• **Data items**:
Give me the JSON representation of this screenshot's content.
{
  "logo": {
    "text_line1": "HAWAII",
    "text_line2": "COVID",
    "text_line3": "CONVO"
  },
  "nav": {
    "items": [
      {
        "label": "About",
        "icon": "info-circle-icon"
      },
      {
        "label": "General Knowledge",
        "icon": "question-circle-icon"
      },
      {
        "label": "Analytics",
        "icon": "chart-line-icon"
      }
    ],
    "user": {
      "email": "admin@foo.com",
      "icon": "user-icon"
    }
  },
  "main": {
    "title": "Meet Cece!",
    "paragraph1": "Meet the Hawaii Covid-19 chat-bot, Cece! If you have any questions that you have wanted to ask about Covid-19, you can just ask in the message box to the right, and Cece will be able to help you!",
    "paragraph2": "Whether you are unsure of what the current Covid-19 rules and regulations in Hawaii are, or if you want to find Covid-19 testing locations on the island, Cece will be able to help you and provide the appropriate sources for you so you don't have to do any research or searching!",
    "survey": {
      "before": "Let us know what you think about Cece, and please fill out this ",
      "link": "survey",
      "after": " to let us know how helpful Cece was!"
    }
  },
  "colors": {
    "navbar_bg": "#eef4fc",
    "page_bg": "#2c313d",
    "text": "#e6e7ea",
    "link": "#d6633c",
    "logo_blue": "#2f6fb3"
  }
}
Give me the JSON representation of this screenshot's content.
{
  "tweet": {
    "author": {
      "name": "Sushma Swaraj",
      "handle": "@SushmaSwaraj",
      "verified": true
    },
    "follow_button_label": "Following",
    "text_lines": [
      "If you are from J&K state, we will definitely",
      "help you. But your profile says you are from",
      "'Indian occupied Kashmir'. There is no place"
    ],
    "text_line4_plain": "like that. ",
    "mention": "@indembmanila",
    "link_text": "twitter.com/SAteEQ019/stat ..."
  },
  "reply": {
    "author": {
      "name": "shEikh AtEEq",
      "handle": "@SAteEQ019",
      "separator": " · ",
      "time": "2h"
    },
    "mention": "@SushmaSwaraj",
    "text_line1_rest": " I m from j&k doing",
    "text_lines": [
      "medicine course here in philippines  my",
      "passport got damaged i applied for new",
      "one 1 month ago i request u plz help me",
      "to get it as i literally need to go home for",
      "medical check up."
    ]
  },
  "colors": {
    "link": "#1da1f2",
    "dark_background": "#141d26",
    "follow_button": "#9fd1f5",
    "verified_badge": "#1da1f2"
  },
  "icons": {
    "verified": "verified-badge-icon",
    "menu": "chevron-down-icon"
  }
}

• **TO BE DONE**:
Exactly reproduce the material above.

• **ANSWER TO THIS EXERCISE**:
Give me the JSON representation of this screenshot's content.
{
  "logo": {
    "text_line1": "HAWAII",
    "text_line2": "COVID",
    "text_line3": "CONVO"
  },
  "nav": {
    "items": [
      {
        "label": "About",
        "icon": "info-circle-icon"
      },
      {
        "label": "General Knowledge",
        "icon": "question-circle-icon"
      },
      {
        "label": "Analytics",
        "icon": "chart-line-icon"
      }
    ],
    "user": {
      "email": "admin@foo.com",
      "icon": "user-icon"
    }
  },
  "main": {
    "title": "Meet Cece!",
    "paragraph1": "Meet the Hawaii Covid-19 chat-bot, Cece! If you have any questions that you have wanted to ask about Covid-19, you can just ask in the message box to the right, and Cece will be able to help you!",
    "paragraph2": "Whether you are unsure of what the current Covid-19 rules and regulations in Hawaii are, or if you want to find Covid-19 testing locations on the island, Cece will be able to help you and provide the appropriate sources for you so you don't have to do any research or searching!",
    "survey": {
      "before": "Let us know what you think about Cece, and please fill out this ",
      "link": "survey",
      "after": " to let us know how helpful Cece was!"
    }
  },
  "colors": {
    "navbar_bg": "#eef4fc",
    "page_bg": "#2c313d",
    "text": "#e6e7ea",
    "link": "#d6633c",
    "logo_blue": "#2f6fb3"
  }
}
Give me the JSON representation of this screenshot's content.
{
  "tweet": {
    "author": {
      "name": "Sushma Swaraj",
      "handle": "@SushmaSwaraj",
      "verified": true
    },
    "follow_button_label": "Following",
    "text_lines": [
      "If you are from J&K state, we will definitely",
      "help you. But your profile says you are from",
      "'Indian occupied Kashmir'. There is no place"
    ],
    "text_line4_plain": "like that. ",
    "mention": "@indembmanila",
    "link_text": "twitter.com/SAteEQ019/stat ..."
  },
  "reply": {
    "author": {
      "name": "shEikh AtEEq",
      "handle": "@SAteEQ019",
      "separator": " · ",
      "time": "2h"
    },
    "mention": "@SushmaSwaraj",
    "text_line1_rest": " I m from j&k doing",
    "text_lines": [
      "medicine course here in philippines  my",
      "passport got damaged i applied for new",
      "one 1 month ago i request u plz help me",
      "to get it as i literally need to go home for",
      "medical check up."
    ]
  },
  "colors": {
    "link": "#1da1f2",
    "dark_background": "#141d26",
    "follow_button": "#9fd1f5",
    "verified_badge": "#1da1f2"
  },
  "icons": {
    "verified": "verified-badge-icon",
    "menu": "chevron-down-icon"
  }
}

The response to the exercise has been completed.